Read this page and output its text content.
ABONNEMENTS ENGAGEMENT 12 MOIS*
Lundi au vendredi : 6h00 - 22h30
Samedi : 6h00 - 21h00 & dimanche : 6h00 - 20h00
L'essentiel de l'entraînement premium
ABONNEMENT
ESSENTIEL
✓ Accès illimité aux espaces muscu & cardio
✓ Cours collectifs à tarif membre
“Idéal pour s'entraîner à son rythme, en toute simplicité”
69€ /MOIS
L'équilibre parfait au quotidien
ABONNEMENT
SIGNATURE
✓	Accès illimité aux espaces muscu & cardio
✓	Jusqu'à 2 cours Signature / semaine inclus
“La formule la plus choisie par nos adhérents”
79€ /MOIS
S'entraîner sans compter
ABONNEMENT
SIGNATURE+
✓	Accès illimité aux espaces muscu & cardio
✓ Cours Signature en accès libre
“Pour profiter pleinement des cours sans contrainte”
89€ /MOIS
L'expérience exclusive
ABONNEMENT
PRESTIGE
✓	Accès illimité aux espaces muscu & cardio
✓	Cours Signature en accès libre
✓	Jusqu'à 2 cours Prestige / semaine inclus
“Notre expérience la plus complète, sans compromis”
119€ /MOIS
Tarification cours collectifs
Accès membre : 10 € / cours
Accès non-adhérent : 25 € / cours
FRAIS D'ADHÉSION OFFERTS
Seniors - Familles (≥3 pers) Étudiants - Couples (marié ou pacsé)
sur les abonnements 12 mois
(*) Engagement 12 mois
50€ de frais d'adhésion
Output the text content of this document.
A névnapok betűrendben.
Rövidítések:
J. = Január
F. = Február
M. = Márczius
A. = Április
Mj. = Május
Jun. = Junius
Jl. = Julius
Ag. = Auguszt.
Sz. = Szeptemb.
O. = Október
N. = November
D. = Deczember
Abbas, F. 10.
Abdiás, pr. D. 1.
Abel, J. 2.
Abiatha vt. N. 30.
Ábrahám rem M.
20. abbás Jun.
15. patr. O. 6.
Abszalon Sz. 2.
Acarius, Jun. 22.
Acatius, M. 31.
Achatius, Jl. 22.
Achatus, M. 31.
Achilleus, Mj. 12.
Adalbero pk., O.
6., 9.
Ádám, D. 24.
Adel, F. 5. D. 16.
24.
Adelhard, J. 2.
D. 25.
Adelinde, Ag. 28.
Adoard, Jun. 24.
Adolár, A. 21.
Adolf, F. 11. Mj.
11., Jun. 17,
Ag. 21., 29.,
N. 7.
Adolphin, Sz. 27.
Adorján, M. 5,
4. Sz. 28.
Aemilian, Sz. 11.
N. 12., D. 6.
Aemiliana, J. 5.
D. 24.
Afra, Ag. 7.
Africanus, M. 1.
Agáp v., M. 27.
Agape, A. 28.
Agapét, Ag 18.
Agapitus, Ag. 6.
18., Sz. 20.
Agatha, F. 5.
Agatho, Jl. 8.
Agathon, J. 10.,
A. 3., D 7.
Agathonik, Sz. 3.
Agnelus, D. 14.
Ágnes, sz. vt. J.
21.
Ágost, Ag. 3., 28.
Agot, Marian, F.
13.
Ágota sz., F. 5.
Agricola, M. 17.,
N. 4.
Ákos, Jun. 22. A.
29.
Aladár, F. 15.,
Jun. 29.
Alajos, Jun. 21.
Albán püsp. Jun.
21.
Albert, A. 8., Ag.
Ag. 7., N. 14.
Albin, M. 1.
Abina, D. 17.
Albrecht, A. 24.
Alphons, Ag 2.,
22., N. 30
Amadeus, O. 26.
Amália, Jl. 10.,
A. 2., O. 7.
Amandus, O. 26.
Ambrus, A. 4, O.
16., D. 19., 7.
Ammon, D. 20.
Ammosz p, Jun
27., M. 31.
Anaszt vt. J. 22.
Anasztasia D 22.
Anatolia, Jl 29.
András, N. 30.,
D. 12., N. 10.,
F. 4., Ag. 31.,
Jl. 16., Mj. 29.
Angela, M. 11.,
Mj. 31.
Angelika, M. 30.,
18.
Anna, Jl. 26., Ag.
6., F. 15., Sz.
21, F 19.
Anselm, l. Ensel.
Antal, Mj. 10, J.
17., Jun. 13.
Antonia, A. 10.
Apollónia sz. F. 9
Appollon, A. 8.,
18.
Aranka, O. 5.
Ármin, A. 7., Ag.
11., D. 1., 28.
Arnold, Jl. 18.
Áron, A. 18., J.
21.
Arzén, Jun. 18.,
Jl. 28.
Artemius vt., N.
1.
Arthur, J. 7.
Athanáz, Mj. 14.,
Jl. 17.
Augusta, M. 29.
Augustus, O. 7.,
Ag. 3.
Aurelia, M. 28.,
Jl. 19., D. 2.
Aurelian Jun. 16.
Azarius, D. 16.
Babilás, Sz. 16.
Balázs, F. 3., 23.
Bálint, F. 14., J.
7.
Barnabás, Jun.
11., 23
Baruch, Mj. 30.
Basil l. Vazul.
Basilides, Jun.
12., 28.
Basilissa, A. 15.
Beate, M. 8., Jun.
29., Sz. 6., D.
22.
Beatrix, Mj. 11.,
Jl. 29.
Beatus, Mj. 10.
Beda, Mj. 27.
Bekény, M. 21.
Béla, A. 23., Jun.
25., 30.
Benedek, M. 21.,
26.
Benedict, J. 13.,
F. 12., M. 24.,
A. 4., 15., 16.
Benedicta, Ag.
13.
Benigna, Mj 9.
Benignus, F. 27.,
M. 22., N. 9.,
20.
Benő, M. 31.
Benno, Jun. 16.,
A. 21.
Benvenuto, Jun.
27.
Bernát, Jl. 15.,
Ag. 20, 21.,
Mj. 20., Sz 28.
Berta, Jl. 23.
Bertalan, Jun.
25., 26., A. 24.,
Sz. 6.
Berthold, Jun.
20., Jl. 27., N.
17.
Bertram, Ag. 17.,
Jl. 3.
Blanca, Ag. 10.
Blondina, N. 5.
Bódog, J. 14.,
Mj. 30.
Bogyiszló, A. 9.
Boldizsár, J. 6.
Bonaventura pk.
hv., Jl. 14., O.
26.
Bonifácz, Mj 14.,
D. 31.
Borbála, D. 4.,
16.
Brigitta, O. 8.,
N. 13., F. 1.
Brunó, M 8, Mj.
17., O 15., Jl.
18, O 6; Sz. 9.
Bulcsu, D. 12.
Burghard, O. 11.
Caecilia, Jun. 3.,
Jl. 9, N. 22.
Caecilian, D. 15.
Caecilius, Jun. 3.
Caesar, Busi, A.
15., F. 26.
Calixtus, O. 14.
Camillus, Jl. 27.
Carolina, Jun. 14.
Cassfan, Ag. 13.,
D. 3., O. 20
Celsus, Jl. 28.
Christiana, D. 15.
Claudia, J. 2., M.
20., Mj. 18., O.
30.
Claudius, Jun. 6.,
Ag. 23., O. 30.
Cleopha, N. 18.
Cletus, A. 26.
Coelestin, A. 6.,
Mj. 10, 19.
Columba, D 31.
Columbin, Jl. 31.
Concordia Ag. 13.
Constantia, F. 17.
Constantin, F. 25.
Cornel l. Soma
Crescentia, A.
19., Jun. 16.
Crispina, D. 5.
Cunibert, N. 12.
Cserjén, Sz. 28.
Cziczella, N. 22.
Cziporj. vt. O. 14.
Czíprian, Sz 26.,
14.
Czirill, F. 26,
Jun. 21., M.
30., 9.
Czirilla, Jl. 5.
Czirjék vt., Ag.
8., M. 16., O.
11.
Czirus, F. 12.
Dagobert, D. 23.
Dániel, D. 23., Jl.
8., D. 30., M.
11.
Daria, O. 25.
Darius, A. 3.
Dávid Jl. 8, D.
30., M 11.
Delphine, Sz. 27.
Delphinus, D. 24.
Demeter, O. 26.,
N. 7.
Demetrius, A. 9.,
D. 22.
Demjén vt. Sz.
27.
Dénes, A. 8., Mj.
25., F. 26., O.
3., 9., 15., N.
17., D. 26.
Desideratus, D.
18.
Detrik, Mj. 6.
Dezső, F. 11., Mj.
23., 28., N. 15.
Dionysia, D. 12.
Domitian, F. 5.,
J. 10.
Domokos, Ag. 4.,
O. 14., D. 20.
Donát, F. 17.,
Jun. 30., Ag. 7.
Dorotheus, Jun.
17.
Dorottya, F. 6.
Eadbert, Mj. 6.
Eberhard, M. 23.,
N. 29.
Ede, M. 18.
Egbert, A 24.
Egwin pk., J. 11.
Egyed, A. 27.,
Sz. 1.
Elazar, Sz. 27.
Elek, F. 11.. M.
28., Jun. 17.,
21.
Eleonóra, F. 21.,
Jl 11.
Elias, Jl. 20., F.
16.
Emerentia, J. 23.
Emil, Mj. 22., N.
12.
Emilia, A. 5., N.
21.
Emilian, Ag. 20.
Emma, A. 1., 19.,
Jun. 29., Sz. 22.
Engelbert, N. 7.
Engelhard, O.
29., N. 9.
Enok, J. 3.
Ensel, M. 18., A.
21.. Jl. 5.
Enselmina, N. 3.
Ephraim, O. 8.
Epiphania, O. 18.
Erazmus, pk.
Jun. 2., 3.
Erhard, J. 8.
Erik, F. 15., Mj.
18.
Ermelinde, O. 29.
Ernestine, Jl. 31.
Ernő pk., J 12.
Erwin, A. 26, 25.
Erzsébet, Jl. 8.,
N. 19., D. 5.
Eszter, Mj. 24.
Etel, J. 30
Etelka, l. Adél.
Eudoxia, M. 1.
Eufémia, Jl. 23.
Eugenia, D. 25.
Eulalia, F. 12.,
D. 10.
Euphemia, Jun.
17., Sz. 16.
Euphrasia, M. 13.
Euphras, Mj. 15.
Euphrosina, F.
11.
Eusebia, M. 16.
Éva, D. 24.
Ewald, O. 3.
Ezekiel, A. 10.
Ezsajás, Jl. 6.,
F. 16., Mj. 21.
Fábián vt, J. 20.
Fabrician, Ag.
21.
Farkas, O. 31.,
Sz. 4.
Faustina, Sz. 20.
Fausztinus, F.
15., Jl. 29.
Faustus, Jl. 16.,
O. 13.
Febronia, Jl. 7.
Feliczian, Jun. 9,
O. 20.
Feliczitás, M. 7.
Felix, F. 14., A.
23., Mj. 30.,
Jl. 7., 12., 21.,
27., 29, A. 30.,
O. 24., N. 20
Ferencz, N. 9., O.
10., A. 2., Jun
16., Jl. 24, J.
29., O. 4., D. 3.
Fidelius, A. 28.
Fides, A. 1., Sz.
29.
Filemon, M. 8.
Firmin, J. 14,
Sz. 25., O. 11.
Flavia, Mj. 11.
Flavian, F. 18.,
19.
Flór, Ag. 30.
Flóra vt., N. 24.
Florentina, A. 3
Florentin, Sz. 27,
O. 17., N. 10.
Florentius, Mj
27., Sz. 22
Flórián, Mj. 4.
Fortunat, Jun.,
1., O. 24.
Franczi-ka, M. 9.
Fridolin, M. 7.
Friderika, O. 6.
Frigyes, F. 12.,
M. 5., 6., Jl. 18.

-- -- --

▶ [WHAT YOU NEED TO DO]: Check every line of the entries above for the word "sans" and report how many lines contain it, giving the number only.

▶ [ANSWER TO THIS PROBLEM]: 3